Records from a collection
※
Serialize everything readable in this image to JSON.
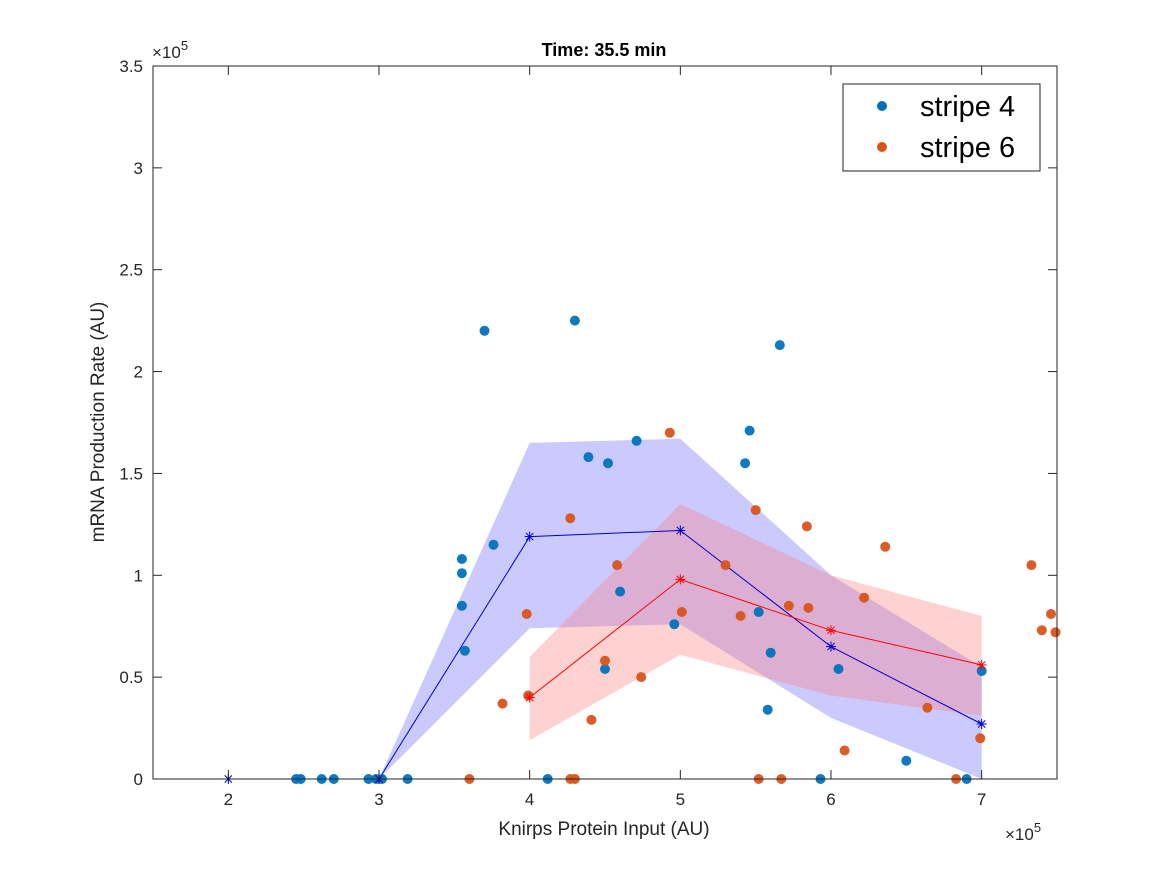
{
  "chart_data": {
    "type": "scatter",
    "title": "Time: 35.5 min",
    "xlabel": "Knirps Protein Input (AU)",
    "ylabel": "mRNA Production Rate (AU)",
    "x_exponent_base": "×10",
    "x_exponent_power": "5",
    "y_exponent_base": "×10",
    "y_exponent_power": "5",
    "xlim": [
      150000,
      750000
    ],
    "ylim": [
      0,
      350000
    ],
    "x_ticks": [
      200000,
      300000,
      400000,
      500000,
      600000,
      700000
    ],
    "x_tick_labels": [
      "2",
      "3",
      "4",
      "5",
      "6",
      "7"
    ],
    "y_ticks": [
      0,
      50000,
      100000,
      150000,
      200000,
      250000,
      300000,
      350000
    ],
    "y_tick_labels": [
      "0",
      "0.5",
      "1",
      "1.5",
      "2",
      "2.5",
      "3",
      "3.5"
    ],
    "grid": false,
    "legend_position": "top-right",
    "series": [
      {
        "name": "stripe 4",
        "kind": "scatter",
        "color": "#0072BD",
        "points": [
          [
            245000,
            0
          ],
          [
            248000,
            0
          ],
          [
            262000,
            0
          ],
          [
            270000,
            0
          ],
          [
            293000,
            0
          ],
          [
            298000,
            0
          ],
          [
            302000,
            0
          ],
          [
            319000,
            0
          ],
          [
            355000,
            108000
          ],
          [
            355000,
            101000
          ],
          [
            355000,
            85000
          ],
          [
            357000,
            63000
          ],
          [
            370000,
            220000
          ],
          [
            376000,
            115000
          ],
          [
            430000,
            225000
          ],
          [
            439000,
            158000
          ],
          [
            452000,
            155000
          ],
          [
            460000,
            92000
          ],
          [
            471000,
            166000
          ],
          [
            450000,
            54000
          ],
          [
            412000,
            0
          ],
          [
            496000,
            76000
          ],
          [
            543000,
            155000
          ],
          [
            546000,
            171000
          ],
          [
            552000,
            82000
          ],
          [
            558000,
            34000
          ],
          [
            566000,
            213000
          ],
          [
            560000,
            62000
          ],
          [
            593000,
            0
          ],
          [
            605000,
            54000
          ],
          [
            650000,
            9000
          ],
          [
            690000,
            0
          ],
          [
            700000,
            53000
          ]
        ]
      },
      {
        "name": "stripe 6",
        "kind": "scatter",
        "color": "#D95319",
        "points": [
          [
            360000,
            0
          ],
          [
            382000,
            37000
          ],
          [
            398000,
            81000
          ],
          [
            399000,
            41000
          ],
          [
            427000,
            128000
          ],
          [
            441000,
            29000
          ],
          [
            450000,
            58000
          ],
          [
            458000,
            105000
          ],
          [
            474000,
            50000
          ],
          [
            493000,
            170000
          ],
          [
            501000,
            82000
          ],
          [
            430000,
            0
          ],
          [
            427000,
            0
          ],
          [
            530000,
            105000
          ],
          [
            540000,
            80000
          ],
          [
            550000,
            132000
          ],
          [
            552000,
            0
          ],
          [
            567000,
            0
          ],
          [
            572000,
            85000
          ],
          [
            584000,
            124000
          ],
          [
            585000,
            84000
          ],
          [
            609000,
            14000
          ],
          [
            622000,
            89000
          ],
          [
            636000,
            114000
          ],
          [
            664000,
            35000
          ],
          [
            683000,
            0
          ],
          [
            699000,
            20000
          ],
          [
            733000,
            105000
          ],
          [
            740000,
            73000
          ],
          [
            746000,
            81000
          ],
          [
            749000,
            72000
          ]
        ]
      },
      {
        "kind": "binned-mean",
        "color": "#0000CC",
        "band_color": "#6666ff",
        "x": [
          200000,
          300000,
          400000,
          500000,
          600000,
          700000
        ],
        "y": [
          0,
          0,
          119000,
          122000,
          65000,
          27000
        ],
        "band_upper": [
          0,
          0,
          165000,
          167000,
          100000,
          55000
        ],
        "band_lower": [
          0,
          0,
          74000,
          76000,
          30000,
          0
        ]
      },
      {
        "kind": "binned-mean",
        "color": "#FF0000",
        "band_color": "#ff7f7f",
        "x": [
          400000,
          500000,
          600000,
          700000
        ],
        "y": [
          40000,
          98000,
          73000,
          56000
        ],
        "band_upper": [
          60000,
          135000,
          100000,
          80000
        ],
        "band_lower": [
          19000,
          61000,
          41000,
          31000
        ]
      }
    ]
  }
}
※
- _Work instructions_:
No pictures should appear in the copy, and each record above is to be returned exactly.

- _Worked solution_:
Serialize everything readable in this image to JSON.
{
  "chart_data": {
    "type": "scatter",
    "title": "Time: 35.5 min",
    "xlabel": "Knirps Protein Input (AU)",
    "ylabel": "mRNA Production Rate (AU)",
    "x_exponent_base": "×10",
    "x_exponent_power": "5",
    "y_exponent_base": "×10",
    "y_exponent_power": "5",
    "xlim": [
      150000,
      750000
    ],
    "ylim": [
      0,
      350000
    ],
    "x_ticks": [
      200000,
      300000,
      400000,
      500000,
      600000,
      700000
    ],
    "x_tick_labels": [
      "2",
      "3",
      "4",
      "5",
      "6",
      "7"
    ],
    "y_ticks": [
      0,
      50000,
      100000,
      150000,
      200000,
      250000,
      300000,
      350000
    ],
    "y_tick_labels": [
      "0",
      "0.5",
      "1",
      "1.5",
      "2",
      "2.5",
      "3",
      "3.5"
    ],
    "grid": false,
    "legend_position": "top-right",
    "series": [
      {
        "name": "stripe 4",
        "kind": "scatter",
        "color": "#0072BD",
        "points": [
          [
            245000,
            0
          ],
          [
            248000,
            0
          ],
          [
            262000,
            0
          ],
          [
            270000,
            0
          ],
          [
            293000,
            0
          ],
          [
            298000,
            0
          ],
          [
            302000,
            0
          ],
          [
            319000,
            0
          ],
          [
            355000,
            108000
          ],
          [
            355000,
            101000
          ],
          [
            355000,
            85000
          ],
          [
            357000,
            63000
          ],
          [
            370000,
            220000
          ],
          [
            376000,
            115000
          ],
          [
            430000,
            225000
          ],
          [
            439000,
            158000
          ],
          [
            452000,
            155000
          ],
          [
            460000,
            92000
          ],
          [
            471000,
            166000
          ],
          [
            450000,
            54000
          ],
          [
            412000,
            0
          ],
          [
            496000,
            76000
          ],
          [
            543000,
            155000
          ],
          [
            546000,
            171000
          ],
          [
            552000,
            82000
          ],
          [
            558000,
            34000
          ],
          [
            566000,
            213000
          ],
          [
            560000,
            62000
          ],
          [
            593000,
            0
          ],
          [
            605000,
            54000
          ],
          [
            650000,
            9000
          ],
          [
            690000,
            0
          ],
          [
            700000,
            53000
          ]
        ]
      },
      {
        "name": "stripe 6",
        "kind": "scatter",
        "color": "#D95319",
        "points": [
          [
            360000,
            0
          ],
          [
            382000,
            37000
          ],
          [
            398000,
            81000
          ],
          [
            399000,
            41000
          ],
          [
            427000,
            128000
          ],
          [
            441000,
            29000
          ],
          [
            450000,
            58000
          ],
          [
            458000,
            105000
          ],
          [
            474000,
            50000
          ],
          [
            493000,
            170000
          ],
          [
            501000,
            82000
          ],
          [
            430000,
            0
          ],
          [
            427000,
            0
          ],
          [
            530000,
            105000
          ],
          [
            540000,
            80000
          ],
          [
            550000,
            132000
          ],
          [
            552000,
            0
          ],
          [
            567000,
            0
          ],
          [
            572000,
            85000
          ],
          [
            584000,
            124000
          ],
          [
            585000,
            84000
          ],
          [
            609000,
            14000
          ],
          [
            622000,
            89000
          ],
          [
            636000,
            114000
          ],
          [
            664000,
            35000
          ],
          [
            683000,
            0
          ],
          [
            699000,
            20000
          ],
          [
            733000,
            105000
          ],
          [
            740000,
            73000
          ],
          [
            746000,
            81000
          ],
          [
            749000,
            72000
          ]
        ]
      },
      {
        "kind": "binned-mean",
        "color": "#0000CC",
        "band_color": "#6666ff",
        "x": [
          200000,
          300000,
          400000,
          500000,
          600000,
          700000
        ],
        "y": [
          0,
          0,
          119000,
          122000,
          65000,
          27000
        ],
        "band_upper": [
          0,
          0,
          165000,
          167000,
          100000,
          55000
        ],
        "band_lower": [
          0,
          0,
          74000,
          76000,
          30000,
          0
        ]
      },
      {
        "kind": "binned-mean",
        "color": "#FF0000",
        "band_color": "#ff7f7f",
        "x": [
          400000,
          500000,
          600000,
          700000
        ],
        "y": [
          40000,
          98000,
          73000,
          56000
        ],
        "band_upper": [
          60000,
          135000,
          100000,
          80000
        ],
        "band_lower": [
          19000,
          61000,
          41000,
          31000
        ]
      }
    ]
  }
}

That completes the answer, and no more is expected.